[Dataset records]
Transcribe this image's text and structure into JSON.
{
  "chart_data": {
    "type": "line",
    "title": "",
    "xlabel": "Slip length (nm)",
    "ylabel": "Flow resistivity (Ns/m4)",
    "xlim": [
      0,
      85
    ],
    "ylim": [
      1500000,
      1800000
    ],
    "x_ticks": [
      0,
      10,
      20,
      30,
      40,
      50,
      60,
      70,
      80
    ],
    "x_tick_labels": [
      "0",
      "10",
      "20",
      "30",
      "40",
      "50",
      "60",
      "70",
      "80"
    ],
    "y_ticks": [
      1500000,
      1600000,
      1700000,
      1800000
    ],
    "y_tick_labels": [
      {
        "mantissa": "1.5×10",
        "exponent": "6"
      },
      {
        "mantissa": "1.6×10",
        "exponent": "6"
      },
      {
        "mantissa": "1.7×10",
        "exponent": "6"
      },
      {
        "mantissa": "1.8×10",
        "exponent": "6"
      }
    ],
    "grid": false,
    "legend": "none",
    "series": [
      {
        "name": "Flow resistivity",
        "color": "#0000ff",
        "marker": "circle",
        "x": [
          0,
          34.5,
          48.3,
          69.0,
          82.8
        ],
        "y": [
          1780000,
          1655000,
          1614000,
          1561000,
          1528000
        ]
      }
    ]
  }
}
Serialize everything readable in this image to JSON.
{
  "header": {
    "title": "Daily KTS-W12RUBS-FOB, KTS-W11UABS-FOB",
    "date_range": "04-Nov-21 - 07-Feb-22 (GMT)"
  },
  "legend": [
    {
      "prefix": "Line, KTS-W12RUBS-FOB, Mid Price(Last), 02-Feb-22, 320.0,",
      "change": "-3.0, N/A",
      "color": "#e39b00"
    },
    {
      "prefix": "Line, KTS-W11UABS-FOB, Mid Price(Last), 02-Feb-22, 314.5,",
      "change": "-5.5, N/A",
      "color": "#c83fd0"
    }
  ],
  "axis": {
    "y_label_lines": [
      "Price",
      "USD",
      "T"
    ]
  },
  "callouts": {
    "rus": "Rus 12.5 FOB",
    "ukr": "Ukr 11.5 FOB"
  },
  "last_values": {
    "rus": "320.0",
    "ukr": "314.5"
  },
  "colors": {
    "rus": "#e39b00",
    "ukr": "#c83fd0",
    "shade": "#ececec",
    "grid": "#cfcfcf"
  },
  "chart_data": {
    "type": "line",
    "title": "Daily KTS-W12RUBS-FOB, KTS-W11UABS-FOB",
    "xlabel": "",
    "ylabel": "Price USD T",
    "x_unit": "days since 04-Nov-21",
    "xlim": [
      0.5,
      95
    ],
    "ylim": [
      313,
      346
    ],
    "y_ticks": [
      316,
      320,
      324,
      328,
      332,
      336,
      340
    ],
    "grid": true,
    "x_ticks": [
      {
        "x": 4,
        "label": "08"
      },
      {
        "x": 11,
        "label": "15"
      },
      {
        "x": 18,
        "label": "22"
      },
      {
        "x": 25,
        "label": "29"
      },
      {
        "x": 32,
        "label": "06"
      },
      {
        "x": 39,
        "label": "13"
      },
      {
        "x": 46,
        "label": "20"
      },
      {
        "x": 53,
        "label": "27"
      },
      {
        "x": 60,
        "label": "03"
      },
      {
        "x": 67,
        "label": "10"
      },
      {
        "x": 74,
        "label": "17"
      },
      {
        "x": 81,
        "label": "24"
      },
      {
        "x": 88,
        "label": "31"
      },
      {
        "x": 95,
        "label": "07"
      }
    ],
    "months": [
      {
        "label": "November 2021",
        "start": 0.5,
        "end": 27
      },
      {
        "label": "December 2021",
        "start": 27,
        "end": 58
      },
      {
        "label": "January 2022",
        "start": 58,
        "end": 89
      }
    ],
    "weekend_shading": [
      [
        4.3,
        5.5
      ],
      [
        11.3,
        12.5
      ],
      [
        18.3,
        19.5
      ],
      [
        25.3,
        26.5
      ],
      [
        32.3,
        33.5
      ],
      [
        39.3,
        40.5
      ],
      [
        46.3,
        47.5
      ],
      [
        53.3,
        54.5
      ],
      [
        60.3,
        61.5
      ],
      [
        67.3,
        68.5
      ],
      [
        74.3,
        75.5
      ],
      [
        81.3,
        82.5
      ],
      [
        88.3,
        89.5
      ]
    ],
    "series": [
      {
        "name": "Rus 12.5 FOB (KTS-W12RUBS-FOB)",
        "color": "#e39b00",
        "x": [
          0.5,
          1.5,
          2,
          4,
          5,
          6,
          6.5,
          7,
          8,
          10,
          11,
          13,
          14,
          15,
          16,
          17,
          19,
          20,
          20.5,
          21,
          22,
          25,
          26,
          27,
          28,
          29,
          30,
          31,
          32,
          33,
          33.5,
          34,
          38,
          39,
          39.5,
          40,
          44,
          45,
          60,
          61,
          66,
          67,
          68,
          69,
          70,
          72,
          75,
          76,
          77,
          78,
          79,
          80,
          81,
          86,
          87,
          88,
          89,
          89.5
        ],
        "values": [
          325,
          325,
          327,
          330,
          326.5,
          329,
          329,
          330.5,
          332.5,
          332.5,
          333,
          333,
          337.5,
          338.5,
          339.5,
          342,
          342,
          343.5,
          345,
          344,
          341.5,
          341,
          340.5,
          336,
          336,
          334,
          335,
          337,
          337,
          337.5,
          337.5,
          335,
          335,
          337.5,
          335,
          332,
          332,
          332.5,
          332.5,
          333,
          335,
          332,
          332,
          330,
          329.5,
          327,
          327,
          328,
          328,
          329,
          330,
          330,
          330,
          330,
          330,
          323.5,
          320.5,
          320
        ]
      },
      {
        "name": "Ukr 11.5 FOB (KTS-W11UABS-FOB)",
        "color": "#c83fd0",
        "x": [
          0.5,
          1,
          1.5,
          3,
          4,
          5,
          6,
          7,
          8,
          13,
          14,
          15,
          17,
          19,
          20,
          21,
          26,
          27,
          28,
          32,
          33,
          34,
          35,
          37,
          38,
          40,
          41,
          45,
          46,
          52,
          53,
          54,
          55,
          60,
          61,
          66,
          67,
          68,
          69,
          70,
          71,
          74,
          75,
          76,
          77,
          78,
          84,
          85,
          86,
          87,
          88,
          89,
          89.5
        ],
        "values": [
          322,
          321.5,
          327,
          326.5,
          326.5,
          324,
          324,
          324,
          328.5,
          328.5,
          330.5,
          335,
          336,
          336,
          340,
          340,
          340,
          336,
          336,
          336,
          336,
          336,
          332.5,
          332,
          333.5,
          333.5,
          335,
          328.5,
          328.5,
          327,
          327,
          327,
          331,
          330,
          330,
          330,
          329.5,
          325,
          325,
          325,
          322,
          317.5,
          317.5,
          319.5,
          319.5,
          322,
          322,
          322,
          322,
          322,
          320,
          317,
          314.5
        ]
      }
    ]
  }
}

**Problem statement:**
Copy each record from above exactly, and include every line.

**The completed task:**
Transcribe this image's text and structure into JSON.
{
  "chart_data": {
    "type": "line",
    "title": "",
    "xlabel": "Slip length (nm)",
    "ylabel": "Flow resistivity (Ns/m4)",
    "xlim": [
      0,
      85
    ],
    "ylim": [
      1500000,
      1800000
    ],
    "x_ticks": [
      0,
      10,
      20,
      30,
      40,
      50,
      60,
      70,
      80
    ],
    "x_tick_labels": [
      "0",
      "10",
      "20",
      "30",
      "40",
      "50",
      "60",
      "70",
      "80"
    ],
    "y_ticks": [
      1500000,
      1600000,
      1700000,
      1800000
    ],
    "y_tick_labels": [
      {
        "mantissa": "1.5×10",
        "exponent": "6"
      },
      {
        "mantissa": "1.6×10",
        "exponent": "6"
      },
      {
        "mantissa": "1.7×10",
        "exponent": "6"
      },
      {
        "mantissa": "1.8×10",
        "exponent": "6"
      }
    ],
    "grid": false,
    "legend": "none",
    "series": [
      {
        "name": "Flow resistivity",
        "color": "#0000ff",
        "marker": "circle",
        "x": [
          0,
          34.5,
          48.3,
          69.0,
          82.8
        ],
        "y": [
          1780000,
          1655000,
          1614000,
          1561000,
          1528000
        ]
      }
    ]
  }
}
Serialize everything readable in this image to JSON.
{
  "header": {
    "title": "Daily KTS-W12RUBS-FOB, KTS-W11UABS-FOB",
    "date_range": "04-Nov-21 - 07-Feb-22 (GMT)"
  },
  "legend": [
    {
      "prefix": "Line, KTS-W12RUBS-FOB, Mid Price(Last), 02-Feb-22, 320.0,",
      "change": "-3.0, N/A",
      "color": "#e39b00"
    },
    {
      "prefix": "Line, KTS-W11UABS-FOB, Mid Price(Last), 02-Feb-22, 314.5,",
      "change": "-5.5, N/A",
      "color": "#c83fd0"
    }
  ],
  "axis": {
    "y_label_lines": [
      "Price",
      "USD",
      "T"
    ]
  },
  "callouts": {
    "rus": "Rus 12.5 FOB",
    "ukr": "Ukr 11.5 FOB"
  },
  "last_values": {
    "rus": "320.0",
    "ukr": "314.5"
  },
  "colors": {
    "rus": "#e39b00",
    "ukr": "#c83fd0",
    "shade": "#ececec",
    "grid": "#cfcfcf"
  },
  "chart_data": {
    "type": "line",
    "title": "Daily KTS-W12RUBS-FOB, KTS-W11UABS-FOB",
    "xlabel": "",
    "ylabel": "Price USD T",
    "x_unit": "days since 04-Nov-21",
    "xlim": [
      0.5,
      95
    ],
    "ylim": [
      313,
      346
    ],
    "y_ticks": [
      316,
      320,
      324,
      328,
      332,
      336,
      340
    ],
    "grid": true,
    "x_ticks": [
      {
        "x": 4,
        "label": "08"
      },
      {
        "x": 11,
        "label": "15"
      },
      {
        "x": 18,
        "label": "22"
      },
      {
        "x": 25,
        "label": "29"
      },
      {
        "x": 32,
        "label": "06"
      },
      {
        "x": 39,
        "label": "13"
      },
      {
        "x": 46,
        "label": "20"
      },
      {
        "x": 53,
        "label": "27"
      },
      {
        "x": 60,
        "label": "03"
      },
      {
        "x": 67,
        "label": "10"
      },
      {
        "x": 74,
        "label": "17"
      },
      {
        "x": 81,
        "label": "24"
      },
      {
        "x": 88,
        "label": "31"
      },
      {
        "x": 95,
        "label": "07"
      }
    ],
    "months": [
      {
        "label": "November 2021",
        "start": 0.5,
        "end": 27
      },
      {
        "label": "December 2021",
        "start": 27,
        "end": 58
      },
      {
        "label": "January 2022",
        "start": 58,
        "end": 89
      }
    ],
    "weekend_shading": [
      [
        4.3,
        5.5
      ],
      [
        11.3,
        12.5
      ],
      [
        18.3,
        19.5
      ],
      [
        25.3,
        26.5
      ],
      [
        32.3,
        33.5
      ],
      [
        39.3,
        40.5
      ],
      [
        46.3,
        47.5
      ],
      [
        53.3,
        54.5
      ],
      [
        60.3,
        61.5
      ],
      [
        67.3,
        68.5
      ],
      [
        74.3,
        75.5
      ],
      [
        81.3,
        82.5
      ],
      [
        88.3,
        89.5
      ]
    ],
    "series": [
      {
        "name": "Rus 12.5 FOB (KTS-W12RUBS-FOB)",
        "color": "#e39b00",
        "x": [
          0.5,
          1.5,
          2,
          4,
          5,
          6,
          6.5,
          7,
          8,
          10,
          11,
          13,
          14,
          15,
          16,
          17,
          19,
          20,
          20.5,
          21,
          22,
          25,
          26,
          27,
          28,
          29,
          30,
          31,
          32,
          33,
          33.5,
          34,
          38,
          39,
          39.5,
          40,
          44,
          45,
          60,
          61,
          66,
          67,
          68,
          69,
          70,
          72,
          75,
          76,
          77,
          78,
          79,
          80,
          81,
          86,
          87,
          88,
          89,
          89.5
        ],
        "values": [
          325,
          325,
          327,
          330,
          326.5,
          329,
          329,
          330.5,
          332.5,
          332.5,
          333,
          333,
          337.5,
          338.5,
          339.5,
          342,
          342,
          343.5,
          345,
          344,
          341.5,
          341,
          340.5,
          336,
          336,
          334,
          335,
          337,
          337,
          337.5,
          337.5,
          335,
          335,
          337.5,
          335,
          332,
          332,
          332.5,
          332.5,
          333,
          335,
          332,
          332,
          330,
          329.5,
          327,
          327,
          328,
          328,
          329,
          330,
          330,
          330,
          330,
          330,
          323.5,
          320.5,
          320
        ]
      },
      {
        "name": "Ukr 11.5 FOB (KTS-W11UABS-FOB)",
        "color": "#c83fd0",
        "x": [
          0.5,
          1,
          1.5,
          3,
          4,
          5,
          6,
          7,
          8,
          13,
          14,
          15,
          17,
          19,
          20,
          21,
          26,
          27,
          28,
          32,
          33,
          34,
          35,
          37,
          38,
          40,
          41,
          45,
          46,
          52,
          53,
          54,
          55,
          60,
          61,
          66,
          67,
          68,
          69,
          70,
          71,
          74,
          75,
          76,
          77,
          78,
          84,
          85,
          86,
          87,
          88,
          89,
          89.5
        ],
        "values": [
          322,
          321.5,
          327,
          326.5,
          326.5,
          324,
          324,
          324,
          328.5,
          328.5,
          330.5,
          335,
          336,
          336,
          340,
          340,
          340,
          336,
          336,
          336,
          336,
          336,
          332.5,
          332,
          333.5,
          333.5,
          335,
          328.5,
          328.5,
          327,
          327,
          327,
          331,
          330,
          330,
          330,
          329.5,
          325,
          325,
          325,
          322,
          317.5,
          317.5,
          319.5,
          319.5,
          322,
          322,
          322,
          322,
          322,
          320,
          317,
          314.5
        ]
      }
    ]
  }
}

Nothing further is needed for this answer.